* Objectif de l'exercice
Poursuivez le texte consacré au roman « le Paradis blanc » en reprenant juste après sa dernière phrase.

#### Extrait ####

"Cet endroit est magique, petite. Il suffit de s'y ouvrir. Tu comprendras ce que je veux dire. Mais il est aussi traître, n'oublie pas ça".

Famille et grands espaces, ce sont les ingrédients du jour, en tout cas deux des éléments centraux de notre roman du jour. Mais tous les deux vont être pris sous leurs différentes facettes, les belles, les fortes, les merveilleuses, mais aussi d'autres plus hostiles et même carrément dangereuses. Lorsqu'on ouvre "le Paradis blanc", de Kristin Hannah (en grand format, chez Michel Lafon ; traduction de Matthieu Farcot), on se dit qu'on se lance dans une belle aventure familiale, avec un côté pionnier pour le dépaysement, mais l'on comprend vite que cette histoire sera bien plus sombre qu'il n'y paraît et que ce qui attend la jeune narratrice, Leni, est tout aussi excitant qu'effrayant. Direction l'Alaska, ses paysages fabuleux, mais aussi son rythme de vie particulier, sa nature souvent inhospitalière et son climat rigoureux. Mais s'il n'y avait que cela...

Parti se battre au Vietnam, Ernt Allbright est resté prisonnier de longues années en Asie. A son retour aux Etats-Unis, ce n'est plus le même homme qui retrouve son épouse, Cora, et sa fille, Leni, qui a bien grandi dans l'intervalle. Traumatisé, il est devenu alcoolique, fait des cauchemars terribles, redoute la nuit et le noir et a des accès de colère.
Tout cela influe fortement sur son comportement au quotidien : depuis son retour, Ernt a essayé de monter des affaires dans différents coins du pays, qui ont toutes fini par péricliter. A chaque fois, cela l'obligeait à déménager à la cloche de bois avec sa petite famille pour aller s'installer ailleurs, recommencer un cycle de quelques mois avant de bouger encore...

#### Informations affichées ####

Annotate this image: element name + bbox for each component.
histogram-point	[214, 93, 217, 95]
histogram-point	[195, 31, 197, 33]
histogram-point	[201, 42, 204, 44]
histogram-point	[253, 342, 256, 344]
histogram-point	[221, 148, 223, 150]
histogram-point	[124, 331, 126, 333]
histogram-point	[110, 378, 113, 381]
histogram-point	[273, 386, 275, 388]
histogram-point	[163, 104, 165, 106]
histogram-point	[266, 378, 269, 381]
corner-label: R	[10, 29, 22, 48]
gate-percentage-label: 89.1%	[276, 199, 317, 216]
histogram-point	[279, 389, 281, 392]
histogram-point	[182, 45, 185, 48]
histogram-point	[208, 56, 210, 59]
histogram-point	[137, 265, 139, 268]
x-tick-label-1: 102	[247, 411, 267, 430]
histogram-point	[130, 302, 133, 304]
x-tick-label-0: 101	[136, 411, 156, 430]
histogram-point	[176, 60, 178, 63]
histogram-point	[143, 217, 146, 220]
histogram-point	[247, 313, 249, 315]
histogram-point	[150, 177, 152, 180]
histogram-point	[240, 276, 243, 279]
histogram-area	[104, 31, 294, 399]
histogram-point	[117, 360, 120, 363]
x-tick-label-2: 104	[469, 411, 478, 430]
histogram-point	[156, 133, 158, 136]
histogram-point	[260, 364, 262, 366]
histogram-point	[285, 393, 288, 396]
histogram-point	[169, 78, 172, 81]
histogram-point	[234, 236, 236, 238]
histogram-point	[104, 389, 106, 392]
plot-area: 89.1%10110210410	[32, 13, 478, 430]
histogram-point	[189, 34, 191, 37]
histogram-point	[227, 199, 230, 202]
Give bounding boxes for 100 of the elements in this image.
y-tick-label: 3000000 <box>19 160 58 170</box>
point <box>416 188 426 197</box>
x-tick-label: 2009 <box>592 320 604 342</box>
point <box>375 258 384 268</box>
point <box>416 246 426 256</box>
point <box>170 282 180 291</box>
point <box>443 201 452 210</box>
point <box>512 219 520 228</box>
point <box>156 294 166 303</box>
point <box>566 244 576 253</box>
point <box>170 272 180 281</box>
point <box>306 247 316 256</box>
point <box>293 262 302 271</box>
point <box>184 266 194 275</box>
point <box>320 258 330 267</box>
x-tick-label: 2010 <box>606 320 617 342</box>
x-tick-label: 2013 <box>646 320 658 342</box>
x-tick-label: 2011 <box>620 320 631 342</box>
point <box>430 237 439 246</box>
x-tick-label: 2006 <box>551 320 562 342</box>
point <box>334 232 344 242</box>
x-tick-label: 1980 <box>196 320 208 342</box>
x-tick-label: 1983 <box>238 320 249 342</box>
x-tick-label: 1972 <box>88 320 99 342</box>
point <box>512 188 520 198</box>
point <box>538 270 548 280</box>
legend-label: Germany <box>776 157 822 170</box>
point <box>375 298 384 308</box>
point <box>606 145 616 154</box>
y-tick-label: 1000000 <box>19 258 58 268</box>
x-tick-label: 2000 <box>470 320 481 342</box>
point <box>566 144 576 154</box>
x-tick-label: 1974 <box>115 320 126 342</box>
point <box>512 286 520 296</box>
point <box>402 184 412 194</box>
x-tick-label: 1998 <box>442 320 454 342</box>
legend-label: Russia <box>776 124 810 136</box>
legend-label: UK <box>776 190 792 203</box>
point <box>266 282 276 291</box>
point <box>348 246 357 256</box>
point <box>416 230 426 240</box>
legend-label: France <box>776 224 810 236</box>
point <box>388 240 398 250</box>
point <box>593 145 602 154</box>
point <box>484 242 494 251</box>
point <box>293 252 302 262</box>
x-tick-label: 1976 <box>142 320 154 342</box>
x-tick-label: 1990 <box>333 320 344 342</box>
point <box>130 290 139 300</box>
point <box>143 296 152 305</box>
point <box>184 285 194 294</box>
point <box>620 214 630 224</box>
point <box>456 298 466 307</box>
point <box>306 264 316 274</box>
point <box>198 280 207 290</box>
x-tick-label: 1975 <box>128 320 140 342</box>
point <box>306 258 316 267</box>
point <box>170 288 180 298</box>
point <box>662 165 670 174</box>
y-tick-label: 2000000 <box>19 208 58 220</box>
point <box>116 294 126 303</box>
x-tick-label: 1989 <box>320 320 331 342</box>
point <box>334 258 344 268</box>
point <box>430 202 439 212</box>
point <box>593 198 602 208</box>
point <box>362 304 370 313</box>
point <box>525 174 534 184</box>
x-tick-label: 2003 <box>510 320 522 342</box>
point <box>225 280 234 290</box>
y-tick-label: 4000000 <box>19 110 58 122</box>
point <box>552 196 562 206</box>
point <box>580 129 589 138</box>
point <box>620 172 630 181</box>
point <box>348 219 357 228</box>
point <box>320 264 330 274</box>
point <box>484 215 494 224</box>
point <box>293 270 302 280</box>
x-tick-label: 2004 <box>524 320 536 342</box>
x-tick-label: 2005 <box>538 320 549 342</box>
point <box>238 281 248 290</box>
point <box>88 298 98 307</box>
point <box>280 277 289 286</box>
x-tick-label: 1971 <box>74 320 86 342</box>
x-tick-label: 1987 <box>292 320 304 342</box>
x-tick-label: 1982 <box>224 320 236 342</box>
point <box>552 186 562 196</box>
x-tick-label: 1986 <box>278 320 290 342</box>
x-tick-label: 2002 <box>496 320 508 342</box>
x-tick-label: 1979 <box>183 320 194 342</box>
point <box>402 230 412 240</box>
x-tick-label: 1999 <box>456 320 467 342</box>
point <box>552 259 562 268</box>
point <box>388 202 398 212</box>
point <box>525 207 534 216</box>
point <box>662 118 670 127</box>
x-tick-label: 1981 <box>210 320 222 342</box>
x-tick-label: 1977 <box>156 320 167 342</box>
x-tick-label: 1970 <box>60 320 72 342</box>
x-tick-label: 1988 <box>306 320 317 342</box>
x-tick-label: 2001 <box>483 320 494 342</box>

####

* Le résultat
En 1974, alors qu'ils vivent près de Seattle, berceau de la famille de Cora, avec qui elle a coupé les ponts pour partir avec Ernt des années plus tôt, l'ancien soldat reçoit une lettre qui lui ouvre de nouvelles perspectives. Elle est signée du père de son ami Bo Harlan, qui fut fait prisonnier en même temps que lui, mais n'est pas revenu vivant de détention.
Earl Harlan informe Ernt qu'il est l'héritier des biens de Bo Harlan, comme spécifié dans ses dernières volontés. Il lui revient donc un terrain de 16 hectares, laissé à l'abandon depuis que Bo est parti sous les drapeaux, sur lequel est construit un chalet, apparemment en assez mauvais état. Ah oui, précision importante : ce terrain se trouve... en Alaska.
Ernt est enthousiaste : un endroit à lui, qui lui appartienne, où il pourra recommencer une vie nouvelle, sans se soucier du lendemain, soutenu par la famille Harlan. Une vie en pleine nature, une vie de pionnier, dans un coin du monde encore vierge, ou presque. Enfin, le bout du tunnel approche, cette opportunité est l'aubaine qu'il attendait depuis son retour !
Cora et Leni sont nettement moins emballées : un nouveau déménagement en perspective, un voyage vers une région inconnue, dans un coin sauvage, sans aucune certitude de pouvoir y construire quoi que ce soit, ni même de s'habituer aux conditions de vie particulières qu'on y trouve... Avec une autre inconnue : comment Ernt réagira-t-il là-bas, quand il fera nuit interminablement et un froid terrible ?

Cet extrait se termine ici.